ОТРЫВОК ТЕКСТА:
|---|
Сюжеты · Общество

«Я остервенела и решила убить всех детей, а сама утонуть»

Из воспоминаний сталинградки Елизаветы Егоровой

Павел Полян , Обозреватель «Новой»
Разрушенный дом в Сталинграде. Фото: РИА Новости
Следователь Волгоградского Следственного комитета Онопченко заинтересовался событиями периода Второй мировой войны. «Новая» уже высказывалась об избранном им способе удовлетворения этого интереса; право слово, в событиях уже не ближней истории пусть лучше разбираются историки, владеющие и спецнавыками, и спецсредствами, и специсточниками, то бишь архивной эмпирикой. Им, правда, еще бы и архивы все дораскрыть, но дергать архивистов повестками на допросы по этому поводу, пожалуйста, не надо.
Кое-что имеется и по сталинградской земле, и это не только акты Чрезвычайной комиссии по расследованию преступлений немецких захватчиков, работавшей еще в годы войны.
Елизавета Егорова родилась 21 мая 1911 года, воспитывалась в детском доме. Окончив торговое училище, до войны и после войны работала в Сталинграде. В 1933 году вышла замуж, в 1935-м родился сын, а в 1939 и 1941 годах — две дочери. Мужа забрали на фронт, а Елизавета осталась в городе с тремя детьми на руках, при этом в начале войны сама она очень тяжело болела и эвакуироваться из Сталинграда не могла.
|---|
ОПИСАНИЕ ЗАДАНИЯ:
Выпишите все годы, названные в отрывке о Елизавете Егоровой в абзаце о ее жизни, и рядом с каждым укажите, что тогда произошло.

ИСХОДНЫЕ ДАННЫЕ:
|---|
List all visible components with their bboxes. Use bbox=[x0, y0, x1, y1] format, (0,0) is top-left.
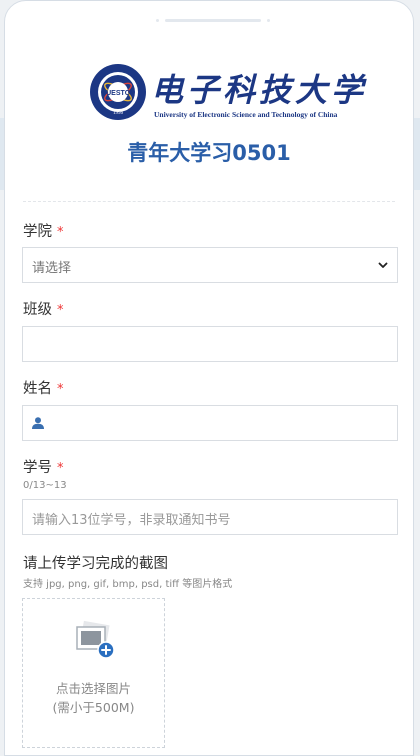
|---|
ГОТОВЫЙ ОТВЕТ:
1911 — 21 мая родилась Елизавета Егорова
1933 — вышла замуж
1935 — родился сын
1939 — родилась дочь
1941 — родилась вторая дочь